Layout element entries
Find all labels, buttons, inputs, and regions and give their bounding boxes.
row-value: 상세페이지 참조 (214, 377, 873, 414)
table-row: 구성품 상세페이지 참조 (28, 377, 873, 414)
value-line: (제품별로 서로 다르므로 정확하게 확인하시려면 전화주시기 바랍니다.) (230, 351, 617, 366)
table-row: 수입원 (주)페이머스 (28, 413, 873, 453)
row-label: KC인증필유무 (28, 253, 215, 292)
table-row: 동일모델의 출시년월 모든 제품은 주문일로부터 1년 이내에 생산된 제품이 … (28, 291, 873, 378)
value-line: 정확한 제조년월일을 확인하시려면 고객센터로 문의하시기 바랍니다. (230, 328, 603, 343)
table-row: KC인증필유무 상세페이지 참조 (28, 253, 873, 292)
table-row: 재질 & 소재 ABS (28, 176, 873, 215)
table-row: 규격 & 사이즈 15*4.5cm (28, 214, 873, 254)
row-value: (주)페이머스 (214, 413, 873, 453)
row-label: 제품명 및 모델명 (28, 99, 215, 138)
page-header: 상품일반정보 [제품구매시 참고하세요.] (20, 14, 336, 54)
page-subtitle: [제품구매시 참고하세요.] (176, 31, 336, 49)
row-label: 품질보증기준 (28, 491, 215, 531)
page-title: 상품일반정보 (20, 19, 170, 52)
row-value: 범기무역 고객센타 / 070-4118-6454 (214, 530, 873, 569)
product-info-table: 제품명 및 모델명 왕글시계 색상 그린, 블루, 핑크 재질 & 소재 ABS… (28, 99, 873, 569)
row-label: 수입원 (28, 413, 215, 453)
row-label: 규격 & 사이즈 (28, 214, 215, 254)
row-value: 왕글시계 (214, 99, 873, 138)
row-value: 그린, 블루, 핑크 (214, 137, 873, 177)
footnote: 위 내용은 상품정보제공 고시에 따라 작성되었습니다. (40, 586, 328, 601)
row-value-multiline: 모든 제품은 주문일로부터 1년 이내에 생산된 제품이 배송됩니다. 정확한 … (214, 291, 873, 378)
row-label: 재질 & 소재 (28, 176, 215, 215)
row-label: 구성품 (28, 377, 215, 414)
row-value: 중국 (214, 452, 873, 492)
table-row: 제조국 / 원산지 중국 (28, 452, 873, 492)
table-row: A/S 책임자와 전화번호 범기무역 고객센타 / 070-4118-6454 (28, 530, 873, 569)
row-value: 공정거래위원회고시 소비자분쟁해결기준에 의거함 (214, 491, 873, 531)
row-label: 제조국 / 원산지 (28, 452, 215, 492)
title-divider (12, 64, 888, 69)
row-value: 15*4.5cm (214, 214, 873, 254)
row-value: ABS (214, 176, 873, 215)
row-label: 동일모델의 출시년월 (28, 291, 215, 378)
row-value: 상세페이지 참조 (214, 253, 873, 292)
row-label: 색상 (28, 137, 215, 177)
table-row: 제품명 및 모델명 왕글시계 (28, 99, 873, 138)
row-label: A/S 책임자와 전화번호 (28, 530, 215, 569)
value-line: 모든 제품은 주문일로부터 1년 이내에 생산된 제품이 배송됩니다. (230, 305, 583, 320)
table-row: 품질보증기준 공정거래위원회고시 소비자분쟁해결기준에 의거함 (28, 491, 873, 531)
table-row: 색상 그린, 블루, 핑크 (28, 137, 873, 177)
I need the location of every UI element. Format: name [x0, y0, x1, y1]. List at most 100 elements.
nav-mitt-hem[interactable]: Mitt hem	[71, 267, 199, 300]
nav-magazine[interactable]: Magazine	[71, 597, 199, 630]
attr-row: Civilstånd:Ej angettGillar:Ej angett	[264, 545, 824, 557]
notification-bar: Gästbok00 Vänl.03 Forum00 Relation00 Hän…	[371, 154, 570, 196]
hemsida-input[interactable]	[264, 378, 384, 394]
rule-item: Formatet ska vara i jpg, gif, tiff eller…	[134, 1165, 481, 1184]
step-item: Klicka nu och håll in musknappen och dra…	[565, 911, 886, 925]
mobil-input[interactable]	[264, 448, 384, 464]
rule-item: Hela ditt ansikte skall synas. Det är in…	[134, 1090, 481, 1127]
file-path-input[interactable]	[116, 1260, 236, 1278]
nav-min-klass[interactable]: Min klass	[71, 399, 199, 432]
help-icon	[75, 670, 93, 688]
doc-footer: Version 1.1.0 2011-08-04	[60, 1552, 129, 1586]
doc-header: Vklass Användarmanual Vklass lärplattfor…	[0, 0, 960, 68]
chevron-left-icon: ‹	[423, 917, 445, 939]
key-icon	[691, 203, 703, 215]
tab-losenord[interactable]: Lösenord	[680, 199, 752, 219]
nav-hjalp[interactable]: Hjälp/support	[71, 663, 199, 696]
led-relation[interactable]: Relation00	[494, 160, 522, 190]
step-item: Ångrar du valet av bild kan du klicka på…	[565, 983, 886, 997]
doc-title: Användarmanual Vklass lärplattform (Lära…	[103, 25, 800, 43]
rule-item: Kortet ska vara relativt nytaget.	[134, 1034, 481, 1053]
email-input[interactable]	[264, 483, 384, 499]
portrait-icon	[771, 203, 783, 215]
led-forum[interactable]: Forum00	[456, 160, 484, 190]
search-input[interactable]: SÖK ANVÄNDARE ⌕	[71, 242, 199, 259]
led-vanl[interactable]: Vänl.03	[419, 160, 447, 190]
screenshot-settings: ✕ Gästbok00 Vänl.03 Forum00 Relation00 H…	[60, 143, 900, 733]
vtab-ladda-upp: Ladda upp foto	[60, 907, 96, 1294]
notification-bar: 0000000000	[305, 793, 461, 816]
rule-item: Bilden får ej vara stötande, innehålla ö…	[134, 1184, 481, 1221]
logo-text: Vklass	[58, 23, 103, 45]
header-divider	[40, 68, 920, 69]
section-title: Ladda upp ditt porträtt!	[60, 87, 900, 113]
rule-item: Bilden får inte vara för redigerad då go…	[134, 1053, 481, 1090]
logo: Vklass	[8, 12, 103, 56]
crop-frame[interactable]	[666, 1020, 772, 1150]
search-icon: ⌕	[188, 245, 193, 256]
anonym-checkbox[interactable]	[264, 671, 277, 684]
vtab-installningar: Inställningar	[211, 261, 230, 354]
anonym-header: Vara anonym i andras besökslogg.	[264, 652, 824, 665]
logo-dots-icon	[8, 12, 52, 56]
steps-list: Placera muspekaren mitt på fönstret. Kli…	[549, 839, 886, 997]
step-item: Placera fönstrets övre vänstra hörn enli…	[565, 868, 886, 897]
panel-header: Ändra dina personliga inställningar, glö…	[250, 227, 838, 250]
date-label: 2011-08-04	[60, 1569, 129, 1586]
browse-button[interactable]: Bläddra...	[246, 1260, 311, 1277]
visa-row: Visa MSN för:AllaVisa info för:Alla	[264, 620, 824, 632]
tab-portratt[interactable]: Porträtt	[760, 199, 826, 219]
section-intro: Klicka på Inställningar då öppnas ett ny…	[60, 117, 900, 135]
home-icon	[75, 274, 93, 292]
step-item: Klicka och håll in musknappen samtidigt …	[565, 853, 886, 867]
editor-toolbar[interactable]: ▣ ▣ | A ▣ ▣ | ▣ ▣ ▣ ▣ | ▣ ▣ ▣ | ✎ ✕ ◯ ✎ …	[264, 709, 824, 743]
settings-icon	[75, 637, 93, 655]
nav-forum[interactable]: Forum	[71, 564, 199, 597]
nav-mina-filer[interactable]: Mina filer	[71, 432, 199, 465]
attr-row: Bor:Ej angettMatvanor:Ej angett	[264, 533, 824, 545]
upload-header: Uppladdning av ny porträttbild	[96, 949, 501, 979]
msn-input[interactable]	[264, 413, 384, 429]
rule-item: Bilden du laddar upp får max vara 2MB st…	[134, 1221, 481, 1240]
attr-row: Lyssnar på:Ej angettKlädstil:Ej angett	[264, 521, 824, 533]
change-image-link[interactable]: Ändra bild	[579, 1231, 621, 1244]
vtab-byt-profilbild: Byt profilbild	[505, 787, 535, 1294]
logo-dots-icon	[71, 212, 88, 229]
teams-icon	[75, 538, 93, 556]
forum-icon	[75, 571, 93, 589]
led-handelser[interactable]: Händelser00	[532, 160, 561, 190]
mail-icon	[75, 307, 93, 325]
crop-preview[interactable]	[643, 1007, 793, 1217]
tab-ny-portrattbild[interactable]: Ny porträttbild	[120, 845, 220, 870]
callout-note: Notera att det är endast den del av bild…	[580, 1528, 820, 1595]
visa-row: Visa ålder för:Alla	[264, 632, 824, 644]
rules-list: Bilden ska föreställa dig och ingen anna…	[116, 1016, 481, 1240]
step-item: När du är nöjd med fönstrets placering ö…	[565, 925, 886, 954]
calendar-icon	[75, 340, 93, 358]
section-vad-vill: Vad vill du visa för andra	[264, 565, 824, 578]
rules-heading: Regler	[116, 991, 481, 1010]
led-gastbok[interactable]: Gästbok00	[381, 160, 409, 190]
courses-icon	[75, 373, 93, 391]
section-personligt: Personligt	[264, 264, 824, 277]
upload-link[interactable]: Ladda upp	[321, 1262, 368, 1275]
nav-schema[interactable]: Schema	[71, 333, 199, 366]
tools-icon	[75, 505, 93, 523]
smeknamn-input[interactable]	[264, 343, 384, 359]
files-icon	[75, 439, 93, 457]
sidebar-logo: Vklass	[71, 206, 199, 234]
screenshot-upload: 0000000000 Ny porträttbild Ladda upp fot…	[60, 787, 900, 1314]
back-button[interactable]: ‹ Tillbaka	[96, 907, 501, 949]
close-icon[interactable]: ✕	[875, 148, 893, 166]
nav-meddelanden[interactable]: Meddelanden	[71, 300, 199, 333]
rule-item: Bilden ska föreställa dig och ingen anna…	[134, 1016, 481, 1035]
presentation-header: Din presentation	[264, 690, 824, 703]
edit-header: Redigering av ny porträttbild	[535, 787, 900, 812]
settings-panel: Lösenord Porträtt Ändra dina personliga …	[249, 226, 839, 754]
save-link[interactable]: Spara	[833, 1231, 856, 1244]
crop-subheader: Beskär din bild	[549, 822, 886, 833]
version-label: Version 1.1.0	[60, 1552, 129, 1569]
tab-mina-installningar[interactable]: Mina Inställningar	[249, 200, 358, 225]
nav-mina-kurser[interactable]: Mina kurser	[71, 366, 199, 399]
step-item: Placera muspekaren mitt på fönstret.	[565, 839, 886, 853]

**Set problem**. Copy the items verbatim, starting from the first line and ending with the line that contains "row-label: 제품명 및 모델명 (28, 99, 215, 138)".

**Task output**.
Find all labels, buttons, inputs, and regions and give their bounding boxes.
row-value: 상세페이지 참조 (214, 377, 873, 414)
table-row: 구성품 상세페이지 참조 (28, 377, 873, 414)
value-line: (제품별로 서로 다르므로 정확하게 확인하시려면 전화주시기 바랍니다.) (230, 351, 617, 366)
table-row: 수입원 (주)페이머스 (28, 413, 873, 453)
row-label: KC인증필유무 (28, 253, 215, 292)
table-row: 동일모델의 출시년월 모든 제품은 주문일로부터 1년 이내에 생산된 제품이 … (28, 291, 873, 378)
value-line: 정확한 제조년월일을 확인하시려면 고객센터로 문의하시기 바랍니다. (230, 328, 603, 343)
table-row: KC인증필유무 상세페이지 참조 (28, 253, 873, 292)
table-row: 재질 & 소재 ABS (28, 176, 873, 215)
table-row: 규격 & 사이즈 15*4.5cm (28, 214, 873, 254)
row-value: (주)페이머스 (214, 413, 873, 453)
row-label: 제품명 및 모델명 (28, 99, 215, 138)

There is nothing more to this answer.